### Written problem
Locate the string "PRODUÇÃO" in the records below. Copy every line where it occurs.

Data records:
------------------------------

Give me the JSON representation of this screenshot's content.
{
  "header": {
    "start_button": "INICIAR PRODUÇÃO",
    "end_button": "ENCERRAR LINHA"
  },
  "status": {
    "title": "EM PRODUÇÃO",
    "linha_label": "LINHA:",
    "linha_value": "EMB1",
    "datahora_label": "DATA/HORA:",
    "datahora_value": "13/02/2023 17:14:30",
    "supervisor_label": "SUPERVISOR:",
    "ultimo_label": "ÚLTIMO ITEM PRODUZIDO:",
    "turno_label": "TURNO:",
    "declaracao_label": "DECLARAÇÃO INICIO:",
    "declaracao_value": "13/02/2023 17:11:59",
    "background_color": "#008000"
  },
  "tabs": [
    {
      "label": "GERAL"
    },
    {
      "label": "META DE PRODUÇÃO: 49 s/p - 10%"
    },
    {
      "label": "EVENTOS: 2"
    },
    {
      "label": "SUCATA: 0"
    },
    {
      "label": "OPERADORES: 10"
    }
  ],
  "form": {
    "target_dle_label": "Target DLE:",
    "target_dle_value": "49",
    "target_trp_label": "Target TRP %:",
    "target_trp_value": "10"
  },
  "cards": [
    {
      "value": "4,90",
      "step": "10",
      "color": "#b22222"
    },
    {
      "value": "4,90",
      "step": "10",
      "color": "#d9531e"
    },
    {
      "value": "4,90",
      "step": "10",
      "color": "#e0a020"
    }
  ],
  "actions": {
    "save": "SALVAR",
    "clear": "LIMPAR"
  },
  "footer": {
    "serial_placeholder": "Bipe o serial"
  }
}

------------------------------

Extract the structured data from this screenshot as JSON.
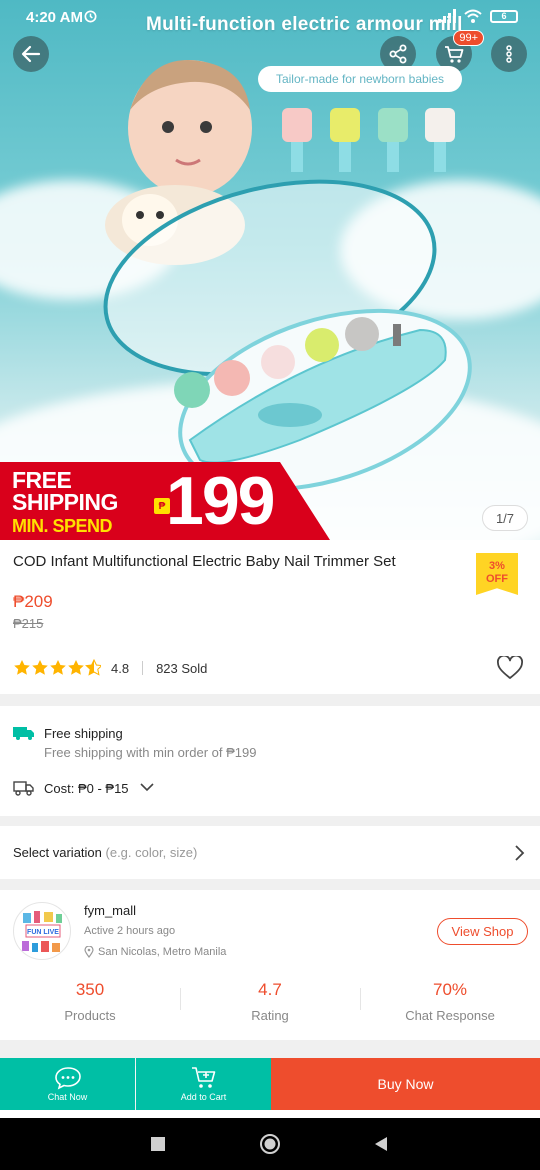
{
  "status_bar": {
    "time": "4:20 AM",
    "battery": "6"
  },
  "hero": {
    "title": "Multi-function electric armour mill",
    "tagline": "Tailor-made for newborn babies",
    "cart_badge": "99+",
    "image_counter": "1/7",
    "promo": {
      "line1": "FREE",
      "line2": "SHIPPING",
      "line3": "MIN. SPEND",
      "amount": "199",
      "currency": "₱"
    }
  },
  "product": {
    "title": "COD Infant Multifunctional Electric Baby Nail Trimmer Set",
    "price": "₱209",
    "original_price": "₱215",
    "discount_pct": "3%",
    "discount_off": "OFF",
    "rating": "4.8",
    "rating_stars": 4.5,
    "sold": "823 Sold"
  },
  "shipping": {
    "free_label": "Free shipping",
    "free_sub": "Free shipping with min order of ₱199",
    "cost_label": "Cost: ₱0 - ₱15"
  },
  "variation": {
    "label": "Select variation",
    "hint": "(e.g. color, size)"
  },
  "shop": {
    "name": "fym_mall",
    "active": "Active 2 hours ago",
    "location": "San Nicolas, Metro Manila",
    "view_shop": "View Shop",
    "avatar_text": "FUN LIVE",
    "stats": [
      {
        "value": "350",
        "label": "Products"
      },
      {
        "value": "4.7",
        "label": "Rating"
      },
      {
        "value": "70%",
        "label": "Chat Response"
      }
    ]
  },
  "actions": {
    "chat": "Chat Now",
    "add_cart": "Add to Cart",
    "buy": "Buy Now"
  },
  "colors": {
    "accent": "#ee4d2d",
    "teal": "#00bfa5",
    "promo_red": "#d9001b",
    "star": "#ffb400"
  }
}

------------------------------

### Answer to the task
    "start_button": "INICIAR PRODUÇÃO",
    "title": "EM PRODUÇÃO",
      "label": "META DE PRODUÇÃO: 49 s/p - 10%"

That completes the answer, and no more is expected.